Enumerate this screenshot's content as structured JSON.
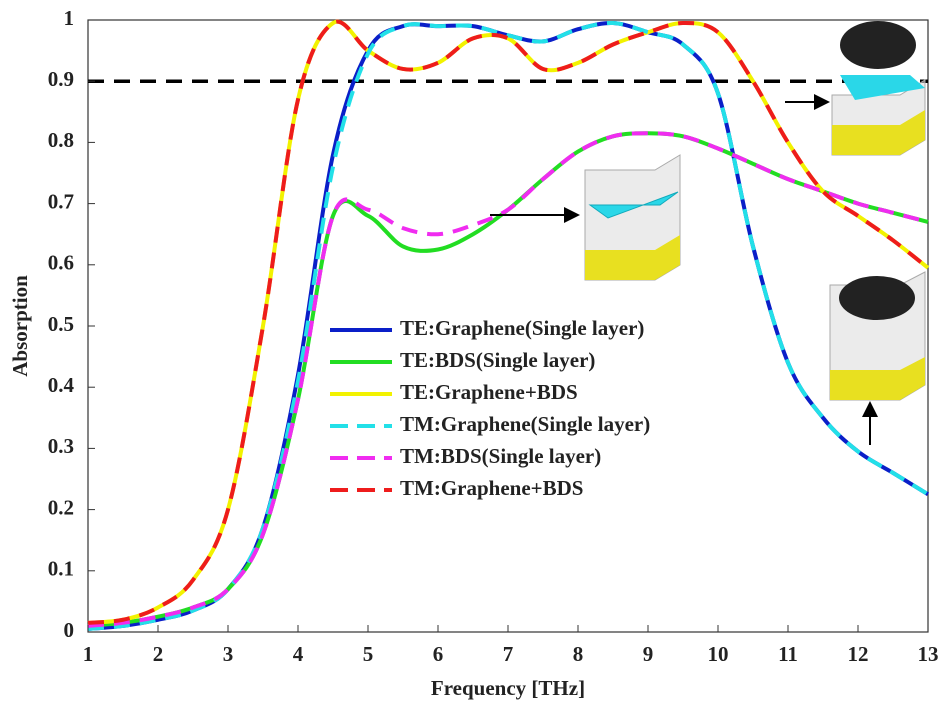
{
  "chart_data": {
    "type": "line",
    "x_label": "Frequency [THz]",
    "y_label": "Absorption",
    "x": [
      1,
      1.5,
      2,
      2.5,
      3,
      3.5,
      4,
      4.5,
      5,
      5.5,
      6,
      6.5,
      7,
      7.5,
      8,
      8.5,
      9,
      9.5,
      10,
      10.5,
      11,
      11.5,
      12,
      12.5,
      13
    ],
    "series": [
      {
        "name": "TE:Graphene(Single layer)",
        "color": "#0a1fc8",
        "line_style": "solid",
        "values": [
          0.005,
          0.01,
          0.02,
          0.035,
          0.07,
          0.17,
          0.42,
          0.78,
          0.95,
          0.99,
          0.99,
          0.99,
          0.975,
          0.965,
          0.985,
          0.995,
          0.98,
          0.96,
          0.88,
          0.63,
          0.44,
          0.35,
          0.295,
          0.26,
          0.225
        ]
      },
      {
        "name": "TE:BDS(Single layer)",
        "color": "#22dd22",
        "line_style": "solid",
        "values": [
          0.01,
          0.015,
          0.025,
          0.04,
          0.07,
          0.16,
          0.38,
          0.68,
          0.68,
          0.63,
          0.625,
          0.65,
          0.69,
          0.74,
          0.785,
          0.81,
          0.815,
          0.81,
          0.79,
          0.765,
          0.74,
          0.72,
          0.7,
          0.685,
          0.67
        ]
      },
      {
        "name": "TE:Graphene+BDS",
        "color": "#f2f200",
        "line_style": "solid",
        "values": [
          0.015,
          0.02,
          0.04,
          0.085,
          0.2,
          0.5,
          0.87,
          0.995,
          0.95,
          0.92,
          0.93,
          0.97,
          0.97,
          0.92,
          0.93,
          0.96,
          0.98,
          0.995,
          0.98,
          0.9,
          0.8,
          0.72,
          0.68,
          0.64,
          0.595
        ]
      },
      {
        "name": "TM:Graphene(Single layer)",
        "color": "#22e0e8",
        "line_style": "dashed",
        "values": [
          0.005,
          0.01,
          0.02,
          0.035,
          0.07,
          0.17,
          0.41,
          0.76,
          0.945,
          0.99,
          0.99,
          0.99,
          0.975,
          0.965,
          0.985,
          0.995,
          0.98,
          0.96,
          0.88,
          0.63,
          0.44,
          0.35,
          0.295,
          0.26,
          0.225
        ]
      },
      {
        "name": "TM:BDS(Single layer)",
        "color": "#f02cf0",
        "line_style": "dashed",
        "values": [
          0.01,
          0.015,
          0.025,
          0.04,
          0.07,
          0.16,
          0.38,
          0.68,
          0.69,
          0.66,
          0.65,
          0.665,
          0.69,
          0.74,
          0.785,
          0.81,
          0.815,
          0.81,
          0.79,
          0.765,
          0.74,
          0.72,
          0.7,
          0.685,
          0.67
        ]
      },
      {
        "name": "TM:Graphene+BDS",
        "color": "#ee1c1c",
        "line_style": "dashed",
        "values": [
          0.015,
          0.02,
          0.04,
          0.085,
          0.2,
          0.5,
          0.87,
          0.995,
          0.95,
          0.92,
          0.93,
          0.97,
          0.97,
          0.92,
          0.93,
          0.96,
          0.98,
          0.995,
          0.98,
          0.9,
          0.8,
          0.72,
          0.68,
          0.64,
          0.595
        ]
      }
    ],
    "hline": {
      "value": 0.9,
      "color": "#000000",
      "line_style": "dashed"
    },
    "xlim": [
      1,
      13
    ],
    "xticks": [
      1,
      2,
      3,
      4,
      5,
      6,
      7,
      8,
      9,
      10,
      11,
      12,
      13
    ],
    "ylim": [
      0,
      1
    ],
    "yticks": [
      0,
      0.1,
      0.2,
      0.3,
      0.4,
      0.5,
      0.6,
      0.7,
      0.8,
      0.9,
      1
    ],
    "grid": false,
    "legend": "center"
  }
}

-------

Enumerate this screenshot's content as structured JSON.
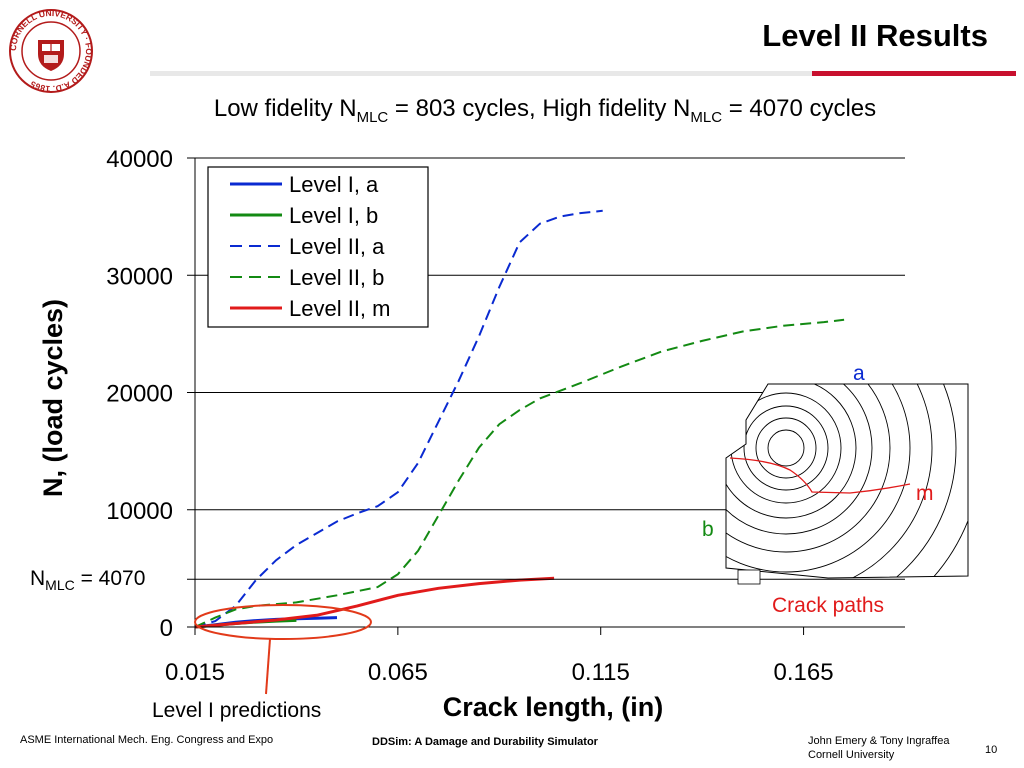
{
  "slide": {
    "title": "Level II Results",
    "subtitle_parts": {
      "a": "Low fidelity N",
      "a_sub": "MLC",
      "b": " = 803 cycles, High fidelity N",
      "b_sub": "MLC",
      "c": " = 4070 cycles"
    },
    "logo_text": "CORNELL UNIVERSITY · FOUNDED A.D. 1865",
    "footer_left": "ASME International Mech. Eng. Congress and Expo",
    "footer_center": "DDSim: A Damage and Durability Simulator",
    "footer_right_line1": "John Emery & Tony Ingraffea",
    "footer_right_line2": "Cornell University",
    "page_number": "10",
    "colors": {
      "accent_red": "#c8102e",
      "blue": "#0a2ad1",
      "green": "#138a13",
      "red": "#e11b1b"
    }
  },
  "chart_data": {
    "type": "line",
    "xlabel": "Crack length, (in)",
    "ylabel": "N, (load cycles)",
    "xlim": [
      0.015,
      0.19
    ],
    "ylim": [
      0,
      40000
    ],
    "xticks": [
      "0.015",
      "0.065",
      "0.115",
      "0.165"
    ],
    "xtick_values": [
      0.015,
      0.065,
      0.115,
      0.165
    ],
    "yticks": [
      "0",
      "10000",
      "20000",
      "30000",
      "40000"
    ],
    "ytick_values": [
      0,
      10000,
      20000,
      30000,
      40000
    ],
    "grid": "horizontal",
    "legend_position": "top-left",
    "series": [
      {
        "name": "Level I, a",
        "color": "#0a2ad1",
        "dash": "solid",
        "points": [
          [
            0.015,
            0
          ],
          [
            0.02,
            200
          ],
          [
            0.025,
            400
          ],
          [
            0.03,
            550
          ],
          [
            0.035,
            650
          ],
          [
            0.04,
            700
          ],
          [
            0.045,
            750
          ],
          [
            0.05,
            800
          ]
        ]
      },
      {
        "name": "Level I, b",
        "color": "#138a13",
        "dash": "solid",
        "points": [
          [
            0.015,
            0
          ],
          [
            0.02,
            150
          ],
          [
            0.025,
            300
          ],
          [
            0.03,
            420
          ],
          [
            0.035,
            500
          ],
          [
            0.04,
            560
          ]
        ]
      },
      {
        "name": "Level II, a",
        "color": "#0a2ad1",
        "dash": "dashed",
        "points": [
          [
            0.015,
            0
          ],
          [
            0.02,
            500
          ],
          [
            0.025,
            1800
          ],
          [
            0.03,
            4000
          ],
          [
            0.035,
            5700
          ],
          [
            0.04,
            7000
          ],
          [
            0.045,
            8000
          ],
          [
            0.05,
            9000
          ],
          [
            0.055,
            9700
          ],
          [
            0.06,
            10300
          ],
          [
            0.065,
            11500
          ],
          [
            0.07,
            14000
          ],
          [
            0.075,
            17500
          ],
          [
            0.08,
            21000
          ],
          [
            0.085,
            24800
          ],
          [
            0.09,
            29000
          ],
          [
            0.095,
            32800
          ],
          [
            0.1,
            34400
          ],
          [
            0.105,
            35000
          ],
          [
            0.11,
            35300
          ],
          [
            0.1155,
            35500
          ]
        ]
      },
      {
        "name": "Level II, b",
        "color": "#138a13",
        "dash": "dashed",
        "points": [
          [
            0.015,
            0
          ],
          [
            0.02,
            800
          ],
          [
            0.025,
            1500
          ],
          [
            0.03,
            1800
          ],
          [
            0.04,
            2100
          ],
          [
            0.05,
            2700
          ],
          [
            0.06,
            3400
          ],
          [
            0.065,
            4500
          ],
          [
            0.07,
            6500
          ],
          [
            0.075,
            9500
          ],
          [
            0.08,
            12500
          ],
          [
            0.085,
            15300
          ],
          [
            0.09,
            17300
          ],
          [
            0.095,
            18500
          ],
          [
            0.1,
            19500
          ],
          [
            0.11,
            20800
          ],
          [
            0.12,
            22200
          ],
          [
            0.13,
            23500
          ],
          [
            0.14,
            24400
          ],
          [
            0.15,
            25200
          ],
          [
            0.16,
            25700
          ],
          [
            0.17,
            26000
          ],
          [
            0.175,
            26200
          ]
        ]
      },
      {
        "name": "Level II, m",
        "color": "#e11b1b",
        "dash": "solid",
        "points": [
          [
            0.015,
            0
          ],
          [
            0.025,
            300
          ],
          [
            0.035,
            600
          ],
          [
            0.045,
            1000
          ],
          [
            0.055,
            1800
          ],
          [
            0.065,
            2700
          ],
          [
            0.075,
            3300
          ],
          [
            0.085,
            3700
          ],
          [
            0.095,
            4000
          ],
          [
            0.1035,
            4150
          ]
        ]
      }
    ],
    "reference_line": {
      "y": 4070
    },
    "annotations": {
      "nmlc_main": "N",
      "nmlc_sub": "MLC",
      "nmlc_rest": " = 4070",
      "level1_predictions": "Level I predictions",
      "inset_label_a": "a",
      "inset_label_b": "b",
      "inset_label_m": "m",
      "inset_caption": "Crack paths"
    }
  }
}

-------

Objective - Locate and copy each line in the data above that includes the word "Graphene".

Correct answer -
        "name": "TE:Graphene(Single layer)",
        "name": "TE:Graphene+BDS",
        "name": "TM:Graphene(Single layer)",
        "name": "TM:Graphene+BDS",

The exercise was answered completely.